### Aim
Gather all lines in the data that hold the string "this".

### Dataset entries

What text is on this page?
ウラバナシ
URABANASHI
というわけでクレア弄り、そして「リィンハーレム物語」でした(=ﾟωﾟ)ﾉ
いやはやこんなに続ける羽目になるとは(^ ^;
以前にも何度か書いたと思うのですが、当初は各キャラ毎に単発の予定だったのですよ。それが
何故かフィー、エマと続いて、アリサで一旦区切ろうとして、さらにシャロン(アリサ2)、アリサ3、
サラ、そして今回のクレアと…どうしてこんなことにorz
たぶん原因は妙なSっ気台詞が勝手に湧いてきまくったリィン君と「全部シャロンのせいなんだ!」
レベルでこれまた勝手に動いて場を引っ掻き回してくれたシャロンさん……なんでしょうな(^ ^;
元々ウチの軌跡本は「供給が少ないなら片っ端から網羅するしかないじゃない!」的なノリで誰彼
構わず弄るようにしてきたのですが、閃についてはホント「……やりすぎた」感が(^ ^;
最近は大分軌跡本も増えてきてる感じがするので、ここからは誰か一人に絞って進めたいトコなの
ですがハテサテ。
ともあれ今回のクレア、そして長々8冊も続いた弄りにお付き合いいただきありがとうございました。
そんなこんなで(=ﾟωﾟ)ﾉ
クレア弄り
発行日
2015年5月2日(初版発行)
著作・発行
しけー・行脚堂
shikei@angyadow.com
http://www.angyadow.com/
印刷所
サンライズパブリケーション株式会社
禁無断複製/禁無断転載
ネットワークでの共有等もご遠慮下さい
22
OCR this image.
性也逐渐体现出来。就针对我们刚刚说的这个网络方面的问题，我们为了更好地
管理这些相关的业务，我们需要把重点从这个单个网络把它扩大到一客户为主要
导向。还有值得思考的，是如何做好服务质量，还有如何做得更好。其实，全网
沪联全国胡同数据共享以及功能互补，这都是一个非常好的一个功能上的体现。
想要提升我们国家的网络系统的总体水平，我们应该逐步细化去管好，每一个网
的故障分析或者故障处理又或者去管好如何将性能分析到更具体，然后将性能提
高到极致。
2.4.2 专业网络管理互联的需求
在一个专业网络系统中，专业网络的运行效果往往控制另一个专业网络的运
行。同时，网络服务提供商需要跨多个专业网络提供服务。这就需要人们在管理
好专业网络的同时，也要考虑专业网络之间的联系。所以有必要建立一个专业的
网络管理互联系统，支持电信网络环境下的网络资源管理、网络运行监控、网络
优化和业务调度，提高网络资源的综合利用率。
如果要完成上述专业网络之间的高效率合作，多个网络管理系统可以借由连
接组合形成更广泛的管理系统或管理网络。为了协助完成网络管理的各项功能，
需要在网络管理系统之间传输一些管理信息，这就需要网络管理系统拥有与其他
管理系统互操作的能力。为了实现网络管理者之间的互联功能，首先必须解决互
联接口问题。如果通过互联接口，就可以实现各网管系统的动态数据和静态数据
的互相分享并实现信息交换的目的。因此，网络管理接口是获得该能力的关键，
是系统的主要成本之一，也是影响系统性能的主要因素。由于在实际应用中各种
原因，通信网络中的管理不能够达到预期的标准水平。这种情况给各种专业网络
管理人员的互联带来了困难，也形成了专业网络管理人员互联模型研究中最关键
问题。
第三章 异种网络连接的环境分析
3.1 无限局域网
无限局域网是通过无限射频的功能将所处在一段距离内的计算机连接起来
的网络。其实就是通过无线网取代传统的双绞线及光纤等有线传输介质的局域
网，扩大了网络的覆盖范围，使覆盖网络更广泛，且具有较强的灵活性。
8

### Reply to the exercise
What text is on this page?
OCR this image.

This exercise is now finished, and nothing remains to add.